• Job: Write out all records as given; omit images.

• Records provided:
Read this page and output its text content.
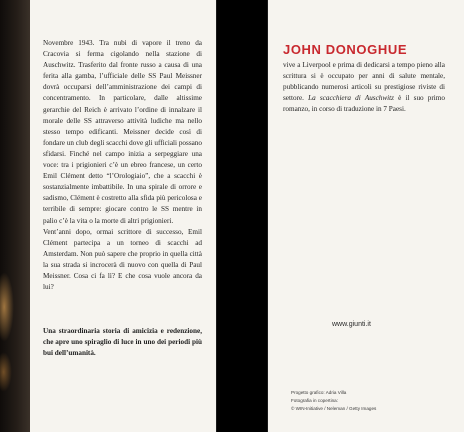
Novembre 1943. Tra nubi di vapore il treno da Cracovia si ferma cigolando nella stazione di Auschwitz. Trasferito dal fronte russo a causa di una ferita alla gamba, l’ufficiale delle SS Paul Meissner dovrà occuparsi dell’amministrazione dei campi di concentramento. In particolare, dalle altissime gerarchie del Reich è arrivato l’ordine di innalzare il morale delle SS attraverso attività ludiche ma nello stesso tempo edificanti. Meissner decide così di fondare un club degli scacchi dove gli ufficiali possano sfidarsi. Finché nel campo inizia a serpeggiare una voce: tra i prigionieri c’è un ebreo francese, un certo Emil Clément detto “l’Orologiaio”, che a scacchi è sostanzialmente imbattibile. In una spirale di orrore e sadismo, Clément è costretto alla sfida più pericolosa e terribile di sempre: giocare contro le SS mentre in palio c’è la vita o la morte di altri prigionieri.

Vent’anni dopo, ormai scrittore di successo, Emil Clément partecipa a un torneo di scacchi ad Amsterdam. Non può sapere che proprio in quella città la sua strada si incrocerà di nuovo con quella di Paul Meissner. Cosa ci fa lì? E che cosa vuole ancora da lui?

Una straordinaria storia di amicizia e redenzione, che apre uno spiraglio di luce in uno dei periodi più bui dell’umanità.

JOHN DONOGHUE

vive a Liverpool e prima di dedicarsi a tempo pieno alla scrittura si è occupato per anni di salute mentale, pubblicando numerosi articoli su prestigiose riviste di settore. La scacchiera di Auschwitz è il suo primo romanzo, in corso di traduzione in 7 Paesi.

www.giunti.it

Progetto grafico: Adria Villa
Fotografia in copertina:
© WIN-Initiative / Neleman / Getty Images
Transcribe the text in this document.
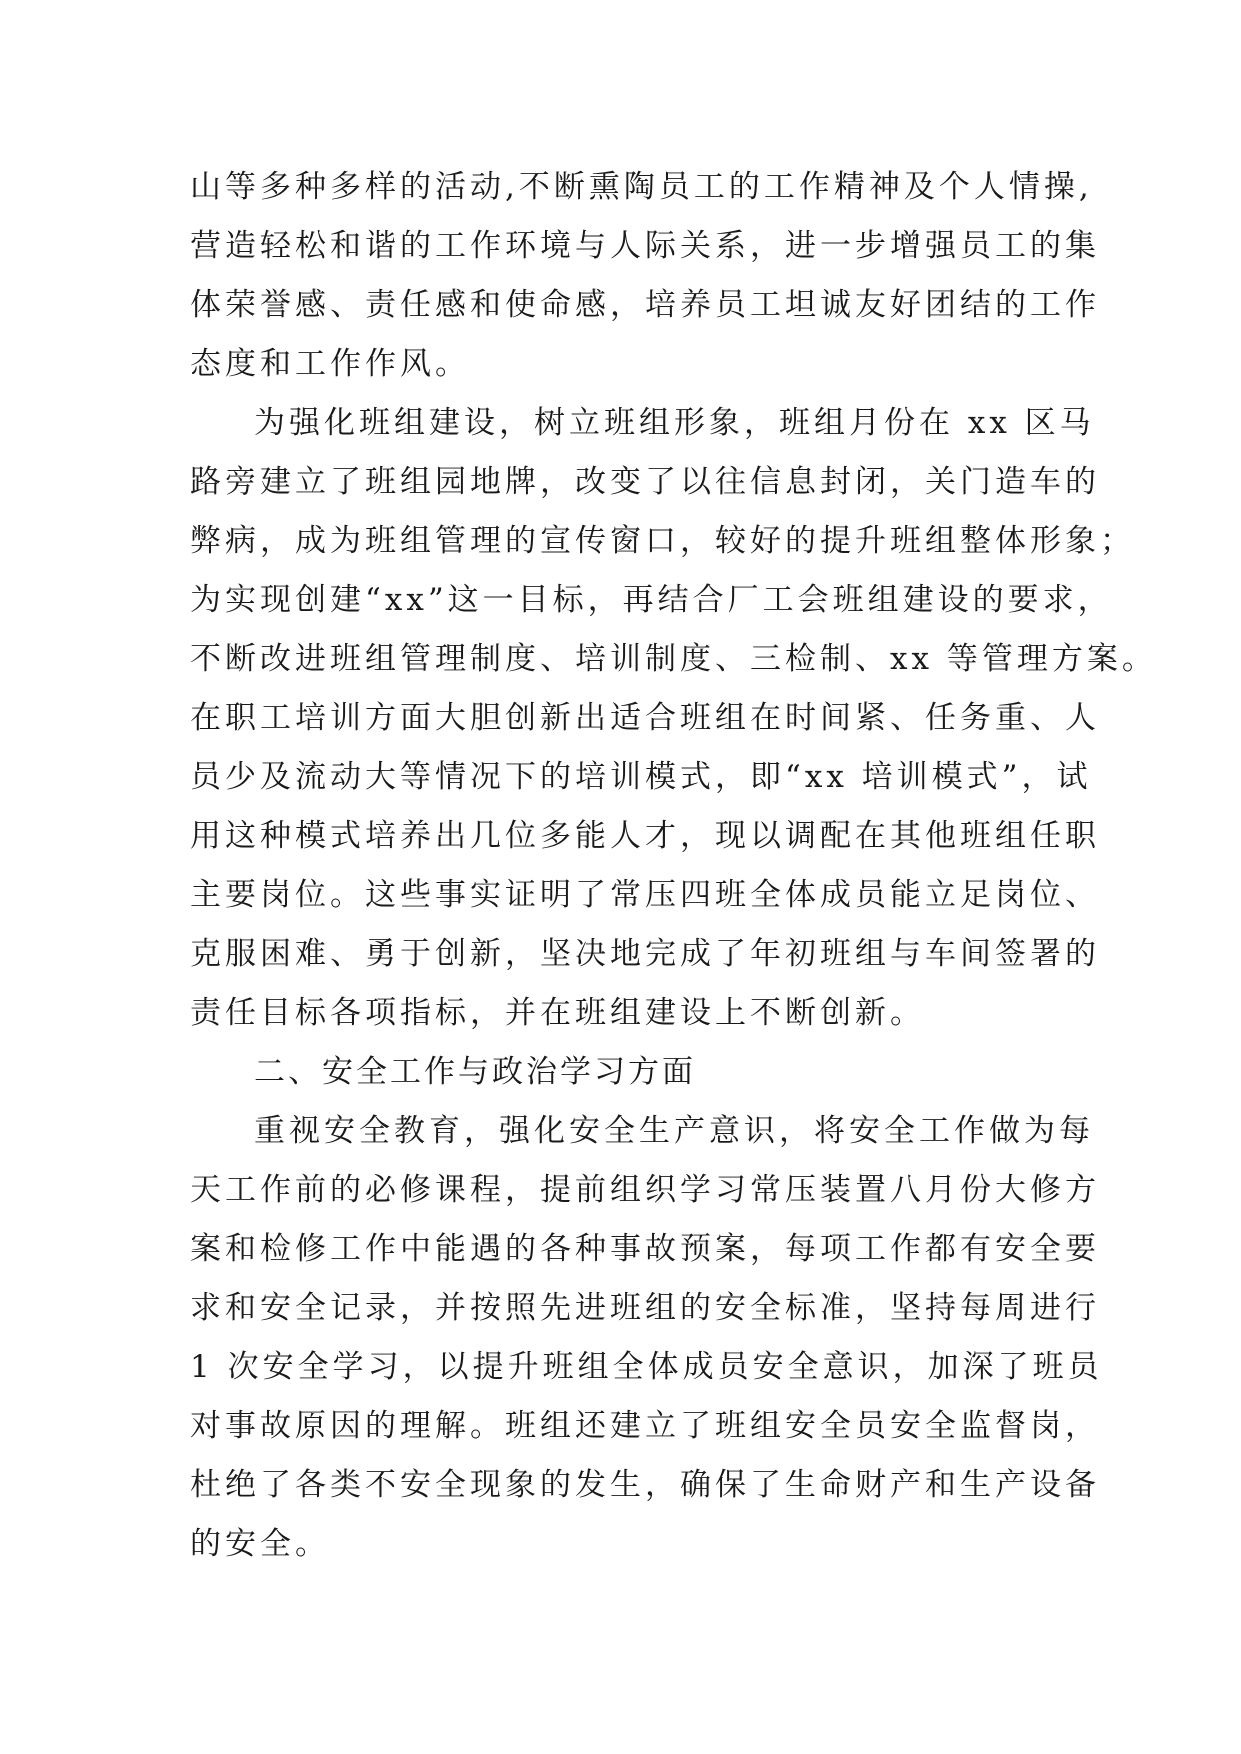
山等多种多样的活动,不断熏陶员工的工作精神及个人情操,
营造轻松和谐的工作环境与人际关系，进一步增强员工的集
体荣誉感、责任感和使命感，培养员工坦诚友好团结的工作
态度和工作作风。
为强化班组建设，树立班组形象，班组月份在 xx 区马
路旁建立了班组园地牌，改变了以往信息封闭，关门造车的
弊病，成为班组管理的宣传窗口，较好的提升班组整体形象；
为实现创建“xx”这一目标，再结合厂工会班组建设的要求，
不断改进班组管理制度、培训制度、三检制、xx 等管理方案。
在职工培训方面大胆创新出适合班组在时间紧、任务重、人
员少及流动大等情况下的培训模式，即“xx 培训模式”，试
用这种模式培养出几位多能人才，现以调配在其他班组任职
主要岗位。这些事实证明了常压四班全体成员能立足岗位、
克服困难、勇于创新，坚决地完成了年初班组与车间签署的
责任目标各项指标，并在班组建设上不断创新。
二、安全工作与政治学习方面
重视安全教育，强化安全生产意识，将安全工作做为每
天工作前的必修课程，提前组织学习常压装置八月份大修方
案和检修工作中能遇的各种事故预案，每项工作都有安全要
求和安全记录，并按照先进班组的安全标准，坚持每周进行
1 次安全学习，以提升班组全体成员安全意识，加深了班员
对事故原因的理解。班组还建立了班组安全员安全监督岗，
杜绝了各类不安全现象的发生，确保了生命财产和生产设备
的安全。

• Exercise answer:
Read this page and output its text content.
Novembre 1943. Tra nubi di vapore il treno da Cracovia si ferma cigolando nella stazione di Auschwitz. Trasferito dal fronte russo a causa di una ferita alla gamba, l’ufficiale delle SS Paul Meissner dovrà occuparsi dell’amministrazione dei campi di concentramento. In particolare, dalle altissime gerarchie del Reich è arrivato l’ordine di innalzare il morale delle SS attraverso attività ludiche ma nello stesso tempo edificanti. Meissner decide così di fondare un club degli scacchi dove gli ufficiali possano sfidarsi. Finché nel campo inizia a serpeggiare una voce: tra i prigionieri c’è un ebreo francese, un certo Emil Clément detto “l’Orologiaio”, che a scacchi è sostanzialmente imbattibile. In una spirale di orrore e sadismo, Clément è costretto alla sfida più pericolosa e terribile di sempre: giocare contro le SS mentre in palio c’è la vita o la morte di altri prigionieri.

Vent’anni dopo, ormai scrittore di successo, Emil Clément partecipa a un torneo di scacchi ad Amsterdam. Non può sapere che proprio in quella città la sua strada si incrocerà di nuovo con quella di Paul Meissner. Cosa ci fa lì? E che cosa vuole ancora da lui?

Una straordinaria storia di amicizia e redenzione, che apre uno spiraglio di luce in uno dei periodi più bui dell’umanità.

JOHN DONOGHUE

vive a Liverpool e prima di dedicarsi a tempo pieno alla scrittura si è occupato per anni di salute mentale, pubblicando numerosi articoli su prestigiose riviste di settore. La scacchiera di Auschwitz è il suo primo romanzo, in corso di traduzione in 7 Paesi.

www.giunti.it

Progetto grafico: Adria Villa
Fotografia in copertina:
© WIN-Initiative / Neleman / Getty Images
Transcribe the text in this document.
山等多种多样的活动,不断熏陶员工的工作精神及个人情操,
营造轻松和谐的工作环境与人际关系，进一步增强员工的集
体荣誉感、责任感和使命感，培养员工坦诚友好团结的工作
态度和工作作风。
为强化班组建设，树立班组形象，班组月份在 xx 区马
路旁建立了班组园地牌，改变了以往信息封闭，关门造车的
弊病，成为班组管理的宣传窗口，较好的提升班组整体形象；
为实现创建“xx”这一目标，再结合厂工会班组建设的要求，
不断改进班组管理制度、培训制度、三检制、xx 等管理方案。
在职工培训方面大胆创新出适合班组在时间紧、任务重、人
员少及流动大等情况下的培训模式，即“xx 培训模式”，试
用这种模式培养出几位多能人才，现以调配在其他班组任职
主要岗位。这些事实证明了常压四班全体成员能立足岗位、
克服困难、勇于创新，坚决地完成了年初班组与车间签署的
责任目标各项指标，并在班组建设上不断创新。
二、安全工作与政治学习方面
重视安全教育，强化安全生产意识，将安全工作做为每
天工作前的必修课程，提前组织学习常压装置八月份大修方
案和检修工作中能遇的各种事故预案，每项工作都有安全要
求和安全记录，并按照先进班组的安全标准，坚持每周进行
1 次安全学习，以提升班组全体成员安全意识，加深了班员
对事故原因的理解。班组还建立了班组安全员安全监督岗，
杜绝了各类不安全现象的发生，确保了生命财产和生产设备
的安全。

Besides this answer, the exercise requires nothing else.